**Task**: Tally the lines in the listing below that include "Passing". Answer with the count and nothing more.

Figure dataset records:

*-*-*

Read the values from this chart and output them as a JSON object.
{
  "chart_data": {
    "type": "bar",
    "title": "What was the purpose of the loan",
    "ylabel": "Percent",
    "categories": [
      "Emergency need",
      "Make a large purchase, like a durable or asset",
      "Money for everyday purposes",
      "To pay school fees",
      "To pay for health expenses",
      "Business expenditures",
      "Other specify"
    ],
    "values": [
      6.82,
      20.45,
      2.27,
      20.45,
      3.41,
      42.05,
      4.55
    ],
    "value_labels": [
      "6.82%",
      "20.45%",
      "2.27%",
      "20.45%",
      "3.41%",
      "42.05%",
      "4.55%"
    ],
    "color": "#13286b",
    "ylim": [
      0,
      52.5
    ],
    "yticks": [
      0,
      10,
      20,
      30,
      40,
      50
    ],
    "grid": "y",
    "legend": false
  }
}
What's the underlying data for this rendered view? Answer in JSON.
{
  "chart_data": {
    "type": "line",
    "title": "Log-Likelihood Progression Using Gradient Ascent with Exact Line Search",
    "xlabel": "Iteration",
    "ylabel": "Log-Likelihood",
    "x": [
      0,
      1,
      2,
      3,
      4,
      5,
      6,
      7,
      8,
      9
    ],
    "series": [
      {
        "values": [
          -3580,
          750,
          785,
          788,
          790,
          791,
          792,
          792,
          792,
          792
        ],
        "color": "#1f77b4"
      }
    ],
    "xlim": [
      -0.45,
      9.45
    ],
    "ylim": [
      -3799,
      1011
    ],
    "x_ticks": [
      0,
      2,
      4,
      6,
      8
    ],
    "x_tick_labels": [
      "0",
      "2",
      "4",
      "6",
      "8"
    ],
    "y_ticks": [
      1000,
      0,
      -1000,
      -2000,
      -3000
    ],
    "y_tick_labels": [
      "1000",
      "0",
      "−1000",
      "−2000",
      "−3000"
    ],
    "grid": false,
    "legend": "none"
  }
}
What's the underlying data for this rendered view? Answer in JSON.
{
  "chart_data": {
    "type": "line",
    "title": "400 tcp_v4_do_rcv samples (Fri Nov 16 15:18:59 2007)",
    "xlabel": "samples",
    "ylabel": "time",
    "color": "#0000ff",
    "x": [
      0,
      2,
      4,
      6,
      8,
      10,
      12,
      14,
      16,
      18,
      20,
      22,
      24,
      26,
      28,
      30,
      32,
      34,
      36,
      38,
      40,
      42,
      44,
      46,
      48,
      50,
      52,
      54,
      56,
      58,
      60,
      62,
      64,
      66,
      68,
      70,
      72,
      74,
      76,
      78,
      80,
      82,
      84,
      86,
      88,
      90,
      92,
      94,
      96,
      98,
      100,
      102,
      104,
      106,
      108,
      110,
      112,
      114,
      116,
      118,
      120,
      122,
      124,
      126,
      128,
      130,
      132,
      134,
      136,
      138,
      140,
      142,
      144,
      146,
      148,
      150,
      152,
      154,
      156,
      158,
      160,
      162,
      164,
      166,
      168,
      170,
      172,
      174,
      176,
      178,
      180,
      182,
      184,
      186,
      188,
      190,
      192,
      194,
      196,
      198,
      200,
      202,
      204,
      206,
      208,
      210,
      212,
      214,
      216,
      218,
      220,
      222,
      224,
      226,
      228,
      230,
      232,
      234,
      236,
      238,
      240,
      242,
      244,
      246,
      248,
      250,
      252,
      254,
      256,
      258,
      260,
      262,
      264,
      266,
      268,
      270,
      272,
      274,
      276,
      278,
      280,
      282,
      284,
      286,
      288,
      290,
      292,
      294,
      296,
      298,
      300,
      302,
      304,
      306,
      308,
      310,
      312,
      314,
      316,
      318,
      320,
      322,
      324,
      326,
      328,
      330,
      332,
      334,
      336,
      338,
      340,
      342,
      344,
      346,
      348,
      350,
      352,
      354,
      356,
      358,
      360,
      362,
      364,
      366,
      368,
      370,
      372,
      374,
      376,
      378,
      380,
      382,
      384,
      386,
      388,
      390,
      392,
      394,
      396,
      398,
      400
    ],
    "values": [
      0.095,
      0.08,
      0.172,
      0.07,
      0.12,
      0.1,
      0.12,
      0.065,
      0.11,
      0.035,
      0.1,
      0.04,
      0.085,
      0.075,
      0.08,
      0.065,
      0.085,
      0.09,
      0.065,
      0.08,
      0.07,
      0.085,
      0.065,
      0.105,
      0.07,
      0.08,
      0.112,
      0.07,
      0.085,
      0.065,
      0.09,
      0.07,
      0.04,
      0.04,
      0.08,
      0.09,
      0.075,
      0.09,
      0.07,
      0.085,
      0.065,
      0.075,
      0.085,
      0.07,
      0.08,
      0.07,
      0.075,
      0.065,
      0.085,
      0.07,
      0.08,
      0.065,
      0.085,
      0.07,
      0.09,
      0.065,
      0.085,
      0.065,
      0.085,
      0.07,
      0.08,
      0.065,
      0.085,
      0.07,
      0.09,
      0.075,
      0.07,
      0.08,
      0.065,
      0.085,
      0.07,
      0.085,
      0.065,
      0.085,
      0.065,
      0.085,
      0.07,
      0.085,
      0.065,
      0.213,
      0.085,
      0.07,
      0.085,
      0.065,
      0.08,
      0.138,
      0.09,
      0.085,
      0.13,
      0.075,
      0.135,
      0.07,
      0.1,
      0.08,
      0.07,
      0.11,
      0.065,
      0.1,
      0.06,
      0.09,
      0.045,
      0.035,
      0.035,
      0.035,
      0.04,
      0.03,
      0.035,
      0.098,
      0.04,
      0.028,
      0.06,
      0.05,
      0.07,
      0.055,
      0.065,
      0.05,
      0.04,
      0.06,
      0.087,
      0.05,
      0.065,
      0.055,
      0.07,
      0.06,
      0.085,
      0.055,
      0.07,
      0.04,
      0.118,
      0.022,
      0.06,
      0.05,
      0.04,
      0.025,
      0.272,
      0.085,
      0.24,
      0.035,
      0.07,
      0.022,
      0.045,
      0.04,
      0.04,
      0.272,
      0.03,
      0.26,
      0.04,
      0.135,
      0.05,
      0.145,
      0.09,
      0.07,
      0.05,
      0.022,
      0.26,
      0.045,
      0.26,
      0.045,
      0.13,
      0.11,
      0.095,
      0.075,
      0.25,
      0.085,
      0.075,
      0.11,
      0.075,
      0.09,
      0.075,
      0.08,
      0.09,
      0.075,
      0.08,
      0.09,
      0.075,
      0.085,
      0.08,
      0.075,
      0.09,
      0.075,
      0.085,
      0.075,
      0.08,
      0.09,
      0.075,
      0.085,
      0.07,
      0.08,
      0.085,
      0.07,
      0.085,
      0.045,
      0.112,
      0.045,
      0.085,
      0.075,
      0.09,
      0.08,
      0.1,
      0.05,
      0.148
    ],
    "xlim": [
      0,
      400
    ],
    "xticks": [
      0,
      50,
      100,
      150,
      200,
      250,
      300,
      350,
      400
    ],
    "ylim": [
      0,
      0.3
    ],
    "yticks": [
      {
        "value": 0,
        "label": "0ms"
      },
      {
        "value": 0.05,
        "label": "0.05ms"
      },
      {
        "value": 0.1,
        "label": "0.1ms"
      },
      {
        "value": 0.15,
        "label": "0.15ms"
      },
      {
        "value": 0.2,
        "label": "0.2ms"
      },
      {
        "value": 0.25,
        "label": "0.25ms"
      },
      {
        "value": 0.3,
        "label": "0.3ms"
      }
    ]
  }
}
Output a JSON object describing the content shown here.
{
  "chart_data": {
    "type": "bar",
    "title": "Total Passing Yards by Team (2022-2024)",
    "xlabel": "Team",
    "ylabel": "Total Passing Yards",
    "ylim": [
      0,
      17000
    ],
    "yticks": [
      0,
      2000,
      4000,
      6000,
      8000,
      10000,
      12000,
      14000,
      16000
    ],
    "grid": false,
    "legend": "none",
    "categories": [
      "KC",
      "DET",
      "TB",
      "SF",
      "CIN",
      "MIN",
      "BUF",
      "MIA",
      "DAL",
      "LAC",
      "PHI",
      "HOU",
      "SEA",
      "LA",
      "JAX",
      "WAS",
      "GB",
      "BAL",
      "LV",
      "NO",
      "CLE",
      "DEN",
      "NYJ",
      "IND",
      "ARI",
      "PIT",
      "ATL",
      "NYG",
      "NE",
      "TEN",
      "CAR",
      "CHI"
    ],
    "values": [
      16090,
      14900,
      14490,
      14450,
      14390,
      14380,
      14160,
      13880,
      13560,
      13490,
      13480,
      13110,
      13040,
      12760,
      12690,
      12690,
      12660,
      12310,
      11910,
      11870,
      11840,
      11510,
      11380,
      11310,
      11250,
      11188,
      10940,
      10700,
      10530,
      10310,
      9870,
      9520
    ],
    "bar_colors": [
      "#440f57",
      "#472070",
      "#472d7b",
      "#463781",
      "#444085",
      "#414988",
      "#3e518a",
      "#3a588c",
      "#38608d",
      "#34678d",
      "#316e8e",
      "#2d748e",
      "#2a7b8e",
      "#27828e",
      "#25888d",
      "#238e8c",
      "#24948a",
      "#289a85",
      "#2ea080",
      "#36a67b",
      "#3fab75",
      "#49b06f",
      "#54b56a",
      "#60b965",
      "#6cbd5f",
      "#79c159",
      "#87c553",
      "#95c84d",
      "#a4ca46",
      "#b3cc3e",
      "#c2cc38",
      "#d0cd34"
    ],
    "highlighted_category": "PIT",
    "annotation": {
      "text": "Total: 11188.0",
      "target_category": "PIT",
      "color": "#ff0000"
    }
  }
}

*-*-*

**Final result**: 2